- [GIVEN DATA]
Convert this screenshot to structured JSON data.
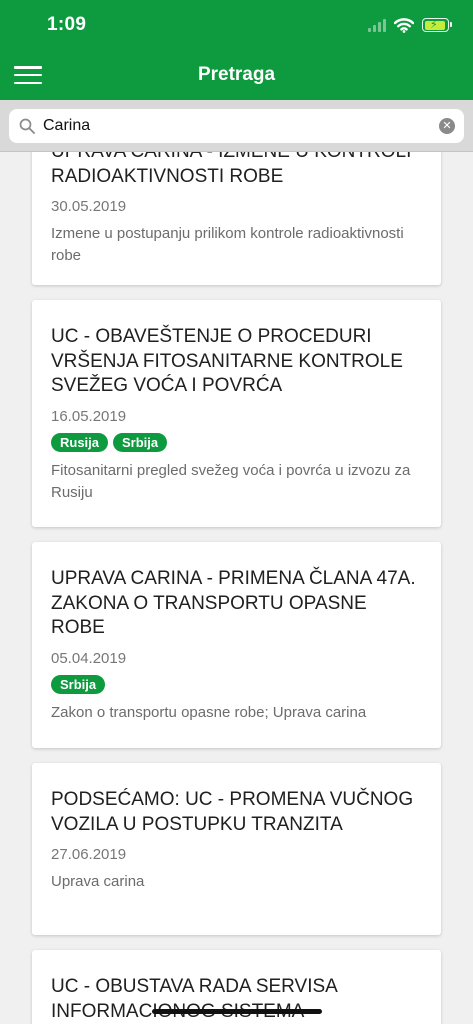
{
  "status_bar": {
    "time": "1:09"
  },
  "header": {
    "title": "Pretraga"
  },
  "search": {
    "value": "Carina",
    "placeholder": ""
  },
  "results": [
    {
      "title": "UPRAVA CARINA - IZMENE U KONTROLI RADIOAKTIVNOSTI ROBE",
      "date": "30.05.2019",
      "tags": [],
      "description": "Izmene u postupanju prilikom kontrole radioaktivnosti robe"
    },
    {
      "title": "UC - OBAVEŠTENJE O PROCEDURI VRŠENJA FITOSANITARNE KONTROLE SVEŽEG VOĆA I POVRĆA",
      "date": "16.05.2019",
      "tags": [
        "Rusija",
        "Srbija"
      ],
      "description": "Fitosanitarni pregled svežeg voća i povrća u izvozu za Rusiju"
    },
    {
      "title": "UPRAVA CARINA - PRIMENA ČLANA 47a. ZAKONA O TRANSPORTU OPASNE ROBE",
      "date": "05.04.2019",
      "tags": [
        "Srbija"
      ],
      "description": "Zakon o transportu opasne robe; Uprava carina"
    },
    {
      "title": "PODSEĆAMO: UC - PROMENA VUČNOG VOZILA U POSTUPKU TRANZITA",
      "date": "27.06.2019",
      "tags": [],
      "description": "Uprava carina"
    },
    {
      "title": "UC - OBUSTAVA RADA SERVISA INFORMACIONOG SISTEMA",
      "date": "",
      "tags": [],
      "description": ""
    }
  ],
  "colors": {
    "brand_green": "#0e9a3e",
    "battery_fill": "#c5ec3a"
  }
}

- [PROBLEM REQUIREMENTS]
What is needed is an exact reproduction of the data, pictures excluded.

- [TASK OUTPUT]
Convert this screenshot to structured JSON data.
{
  "status_bar": {
    "time": "1:09"
  },
  "header": {
    "title": "Pretraga"
  },
  "search": {
    "value": "Carina",
    "placeholder": ""
  },
  "results": [
    {
      "title": "UPRAVA CARINA - IZMENE U KONTROLI RADIOAKTIVNOSTI ROBE",
      "date": "30.05.2019",
      "tags": [],
      "description": "Izmene u postupanju prilikom kontrole radioaktivnosti robe"
    },
    {
      "title": "UC - OBAVEŠTENJE O PROCEDURI VRŠENJA FITOSANITARNE KONTROLE SVEŽEG VOĆA I POVRĆA",
      "date": "16.05.2019",
      "tags": [
        "Rusija",
        "Srbija"
      ],
      "description": "Fitosanitarni pregled svežeg voća i povrća u izvozu za Rusiju"
    },
    {
      "title": "UPRAVA CARINA - PRIMENA ČLANA 47a. ZAKONA O TRANSPORTU OPASNE ROBE",
      "date": "05.04.2019",
      "tags": [
        "Srbija"
      ],
      "description": "Zakon o transportu opasne robe; Uprava carina"
    },
    {
      "title": "PODSEĆAMO: UC - PROMENA VUČNOG VOZILA U POSTUPKU TRANZITA",
      "date": "27.06.2019",
      "tags": [],
      "description": "Uprava carina"
    },
    {
      "title": "UC - OBUSTAVA RADA SERVISA INFORMACIONOG SISTEMA",
      "date": "",
      "tags": [],
      "description": ""
    }
  ],
  "colors": {
    "brand_green": "#0e9a3e",
    "battery_fill": "#c5ec3a"
  }
}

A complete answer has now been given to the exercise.